- What you will do
Give everything from the first of the lines below down to the one containing "menu-item-force-uninstall[interactable]: 强力卸载此软件 <box>355", inclusive, as a numbered list with blank lines left out.

- Stored data

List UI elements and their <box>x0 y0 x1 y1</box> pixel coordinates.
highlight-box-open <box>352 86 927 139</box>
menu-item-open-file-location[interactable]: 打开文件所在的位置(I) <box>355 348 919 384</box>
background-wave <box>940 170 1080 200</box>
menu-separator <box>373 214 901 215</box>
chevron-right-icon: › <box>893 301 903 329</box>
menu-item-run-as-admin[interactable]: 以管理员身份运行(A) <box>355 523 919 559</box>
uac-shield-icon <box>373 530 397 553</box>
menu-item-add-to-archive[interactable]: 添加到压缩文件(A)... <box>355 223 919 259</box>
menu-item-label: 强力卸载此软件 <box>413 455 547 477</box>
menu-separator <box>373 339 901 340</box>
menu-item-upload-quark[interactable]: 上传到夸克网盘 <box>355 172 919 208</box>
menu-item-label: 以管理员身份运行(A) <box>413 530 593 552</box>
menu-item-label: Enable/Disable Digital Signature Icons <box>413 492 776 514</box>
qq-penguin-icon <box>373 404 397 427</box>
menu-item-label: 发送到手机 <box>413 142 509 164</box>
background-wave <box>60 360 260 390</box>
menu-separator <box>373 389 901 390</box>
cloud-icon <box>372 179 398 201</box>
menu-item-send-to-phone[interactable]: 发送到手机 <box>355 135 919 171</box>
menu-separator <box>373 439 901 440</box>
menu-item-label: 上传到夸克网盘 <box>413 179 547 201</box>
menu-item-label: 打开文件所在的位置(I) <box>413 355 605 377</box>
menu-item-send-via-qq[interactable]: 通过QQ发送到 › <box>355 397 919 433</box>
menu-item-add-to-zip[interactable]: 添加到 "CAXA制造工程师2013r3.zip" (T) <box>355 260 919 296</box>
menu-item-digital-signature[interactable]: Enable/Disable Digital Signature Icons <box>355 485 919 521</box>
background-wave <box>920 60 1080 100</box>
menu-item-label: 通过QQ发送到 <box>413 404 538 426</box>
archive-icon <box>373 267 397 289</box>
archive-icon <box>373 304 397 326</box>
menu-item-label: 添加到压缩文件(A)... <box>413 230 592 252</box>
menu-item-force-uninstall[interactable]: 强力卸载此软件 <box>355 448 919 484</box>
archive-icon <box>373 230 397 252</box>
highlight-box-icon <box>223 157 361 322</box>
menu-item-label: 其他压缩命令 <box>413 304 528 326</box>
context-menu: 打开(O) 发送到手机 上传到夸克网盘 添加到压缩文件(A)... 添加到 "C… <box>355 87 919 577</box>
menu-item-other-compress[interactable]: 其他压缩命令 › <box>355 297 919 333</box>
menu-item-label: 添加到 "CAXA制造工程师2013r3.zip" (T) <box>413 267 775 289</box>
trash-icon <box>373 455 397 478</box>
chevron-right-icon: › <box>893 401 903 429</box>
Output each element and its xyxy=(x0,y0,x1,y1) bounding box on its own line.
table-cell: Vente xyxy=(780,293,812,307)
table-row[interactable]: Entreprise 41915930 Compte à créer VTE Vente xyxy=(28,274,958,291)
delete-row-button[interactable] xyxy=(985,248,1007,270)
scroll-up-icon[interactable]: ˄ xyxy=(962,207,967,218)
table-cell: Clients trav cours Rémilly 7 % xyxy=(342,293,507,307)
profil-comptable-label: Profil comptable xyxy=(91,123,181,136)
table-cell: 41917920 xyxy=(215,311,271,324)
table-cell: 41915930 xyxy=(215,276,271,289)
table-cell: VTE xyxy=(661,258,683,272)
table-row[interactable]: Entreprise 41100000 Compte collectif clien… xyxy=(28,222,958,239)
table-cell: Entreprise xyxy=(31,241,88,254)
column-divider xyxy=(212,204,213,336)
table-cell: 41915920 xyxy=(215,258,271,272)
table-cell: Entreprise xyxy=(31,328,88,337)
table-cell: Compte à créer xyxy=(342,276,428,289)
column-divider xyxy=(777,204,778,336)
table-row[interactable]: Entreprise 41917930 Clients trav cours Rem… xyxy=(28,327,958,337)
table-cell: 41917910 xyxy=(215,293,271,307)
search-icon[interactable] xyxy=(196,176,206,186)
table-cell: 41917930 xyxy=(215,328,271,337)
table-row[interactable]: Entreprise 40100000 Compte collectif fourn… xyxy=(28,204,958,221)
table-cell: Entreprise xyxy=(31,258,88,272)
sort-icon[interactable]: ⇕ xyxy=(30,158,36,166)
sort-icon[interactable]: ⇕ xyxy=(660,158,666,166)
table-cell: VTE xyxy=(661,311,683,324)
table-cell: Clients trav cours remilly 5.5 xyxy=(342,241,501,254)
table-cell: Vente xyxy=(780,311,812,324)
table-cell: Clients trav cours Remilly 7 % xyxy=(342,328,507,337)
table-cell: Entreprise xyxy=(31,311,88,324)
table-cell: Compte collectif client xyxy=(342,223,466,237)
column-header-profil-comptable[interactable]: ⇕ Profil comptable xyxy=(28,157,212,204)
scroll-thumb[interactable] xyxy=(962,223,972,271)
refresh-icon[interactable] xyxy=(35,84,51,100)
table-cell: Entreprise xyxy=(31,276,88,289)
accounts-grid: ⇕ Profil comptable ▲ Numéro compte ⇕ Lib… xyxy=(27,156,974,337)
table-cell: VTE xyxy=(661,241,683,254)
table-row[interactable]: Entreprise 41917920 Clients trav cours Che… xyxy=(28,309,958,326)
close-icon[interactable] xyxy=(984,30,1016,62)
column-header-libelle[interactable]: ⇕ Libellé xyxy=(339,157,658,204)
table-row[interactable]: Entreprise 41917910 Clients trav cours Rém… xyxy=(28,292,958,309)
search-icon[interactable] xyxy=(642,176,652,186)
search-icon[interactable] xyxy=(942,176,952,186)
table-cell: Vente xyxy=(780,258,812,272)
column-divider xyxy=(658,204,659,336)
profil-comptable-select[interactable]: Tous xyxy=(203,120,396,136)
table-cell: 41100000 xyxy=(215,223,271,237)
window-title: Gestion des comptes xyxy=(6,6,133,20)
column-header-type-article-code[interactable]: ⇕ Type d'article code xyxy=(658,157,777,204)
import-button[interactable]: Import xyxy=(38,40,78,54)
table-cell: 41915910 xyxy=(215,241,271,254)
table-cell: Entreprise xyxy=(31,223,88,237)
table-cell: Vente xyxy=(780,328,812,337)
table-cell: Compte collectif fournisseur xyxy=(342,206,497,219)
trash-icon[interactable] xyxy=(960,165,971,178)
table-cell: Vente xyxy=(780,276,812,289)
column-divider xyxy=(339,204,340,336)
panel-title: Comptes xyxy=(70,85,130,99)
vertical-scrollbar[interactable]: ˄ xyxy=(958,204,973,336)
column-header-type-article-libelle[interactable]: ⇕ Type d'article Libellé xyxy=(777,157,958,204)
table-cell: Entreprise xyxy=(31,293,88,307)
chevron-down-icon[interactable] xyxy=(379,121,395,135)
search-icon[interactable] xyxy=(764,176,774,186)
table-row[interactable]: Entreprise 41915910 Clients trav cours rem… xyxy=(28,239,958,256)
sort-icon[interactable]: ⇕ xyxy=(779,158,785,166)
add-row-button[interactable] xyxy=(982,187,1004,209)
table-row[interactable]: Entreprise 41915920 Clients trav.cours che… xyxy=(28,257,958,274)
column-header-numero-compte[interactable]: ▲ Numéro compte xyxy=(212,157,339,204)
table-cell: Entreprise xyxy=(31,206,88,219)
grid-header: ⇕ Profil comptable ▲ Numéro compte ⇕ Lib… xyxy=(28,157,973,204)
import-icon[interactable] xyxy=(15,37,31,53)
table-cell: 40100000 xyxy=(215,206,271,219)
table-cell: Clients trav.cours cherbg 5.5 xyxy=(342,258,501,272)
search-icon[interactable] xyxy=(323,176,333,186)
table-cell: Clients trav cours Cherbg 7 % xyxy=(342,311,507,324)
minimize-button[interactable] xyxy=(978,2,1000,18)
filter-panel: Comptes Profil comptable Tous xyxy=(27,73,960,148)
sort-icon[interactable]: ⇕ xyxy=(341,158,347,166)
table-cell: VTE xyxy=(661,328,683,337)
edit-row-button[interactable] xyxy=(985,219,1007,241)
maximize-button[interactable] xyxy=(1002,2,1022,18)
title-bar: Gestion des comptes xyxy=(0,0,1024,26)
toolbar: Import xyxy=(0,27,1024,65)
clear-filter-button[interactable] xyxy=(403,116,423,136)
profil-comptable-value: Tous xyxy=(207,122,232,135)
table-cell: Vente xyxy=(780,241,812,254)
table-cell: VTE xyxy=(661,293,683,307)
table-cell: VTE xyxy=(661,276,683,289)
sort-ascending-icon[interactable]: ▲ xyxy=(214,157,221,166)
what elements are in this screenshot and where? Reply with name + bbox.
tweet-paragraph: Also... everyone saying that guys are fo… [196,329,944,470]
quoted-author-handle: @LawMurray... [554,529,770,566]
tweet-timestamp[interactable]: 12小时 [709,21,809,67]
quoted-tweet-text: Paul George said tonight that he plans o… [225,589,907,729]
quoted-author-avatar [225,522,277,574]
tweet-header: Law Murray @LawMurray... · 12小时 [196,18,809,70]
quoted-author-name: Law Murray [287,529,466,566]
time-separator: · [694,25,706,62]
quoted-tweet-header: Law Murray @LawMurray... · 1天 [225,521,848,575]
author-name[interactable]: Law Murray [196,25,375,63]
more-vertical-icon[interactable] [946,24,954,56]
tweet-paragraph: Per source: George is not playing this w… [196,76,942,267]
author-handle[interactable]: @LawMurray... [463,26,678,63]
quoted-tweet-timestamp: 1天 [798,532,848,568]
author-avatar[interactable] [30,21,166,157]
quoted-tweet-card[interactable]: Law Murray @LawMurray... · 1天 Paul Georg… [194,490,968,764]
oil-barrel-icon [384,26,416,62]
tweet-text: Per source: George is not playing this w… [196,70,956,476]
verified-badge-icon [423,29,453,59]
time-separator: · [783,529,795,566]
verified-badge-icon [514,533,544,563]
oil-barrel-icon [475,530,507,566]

- Worked answer
1. List UI elements and their <box>x0 y0 x1 y1</box> pixel coordinates.
2. highlight-box-open <box>352 86 927 139</box>
3. menu-item-open-file-location[interactable]: 打开文件所在的位置(I) <box>355 348 919 384</box>
4. background-wave <box>940 170 1080 200</box>
5. menu-separator <box>373 214 901 215</box>
6. chevron-right-icon: › <box>893 301 903 329</box>
7. menu-item-run-as-admin[interactable]: 以管理员身份运行(A) <box>355 523 919 559</box>
8. uac-shield-icon <box>373 530 397 553</box>
9. menu-item-add-to-archive[interactable]: 添加到压缩文件(A)... <box>355 223 919 259</box>
10. menu-item-label: 强力卸载此软件 <box>413 455 547 477</box>
11. menu-separator <box>373 339 901 340</box>
12. menu-item-upload-quark[interactable]: 上传到夸克网盘 <box>355 172 919 208</box>
13. menu-item-label: 以管理员身份运行(A) <box>413 530 593 552</box>
14. menu-item-label: Enable/Disable Digital Signature Icons <box>413 492 776 514</box>
15. qq-penguin-icon <box>373 404 397 427</box>
16. menu-item-label: 发送到手机 <box>413 142 509 164</box>
17. background-wave <box>60 360 260 390</box>
18. menu-separator <box>373 389 901 390</box>
19. cloud-icon <box>372 179 398 201</box>
20. menu-item-send-to-phone[interactable]: 发送到手机 <box>355 135 919 171</box>
21. menu-separator <box>373 439 901 440</box>
22. menu-item-label: 上传到夸克网盘 <box>413 179 547 201</box>
23. menu-item-label: 打开文件所在的位置(I) <box>413 355 605 377</box>
24. menu-item-send-via-qq[interactable]: 通过QQ发送到 › <box>355 397 919 433</box>
25. menu-item-add-to-zip[interactable]: 添加到 "CAXA制造工程师2013r3.zip" (T) <box>355 260 919 296</box>
26. menu-item-digital-signature[interactable]: Enable/Disable Digital Signature Icons <box>355 485 919 521</box>
27. background-wave <box>920 60 1080 100</box>
28. menu-item-label: 通过QQ发送到 <box>413 404 538 426</box>
29. archive-icon <box>373 267 397 289</box>
30. archive-icon <box>373 304 397 326</box>
31. menu-item-label: 添加到压缩文件(A)... <box>413 230 592 252</box>
32. menu-item-force-uninstall[interactable]: 强力卸载此软件 <box>355 448 919 484</box>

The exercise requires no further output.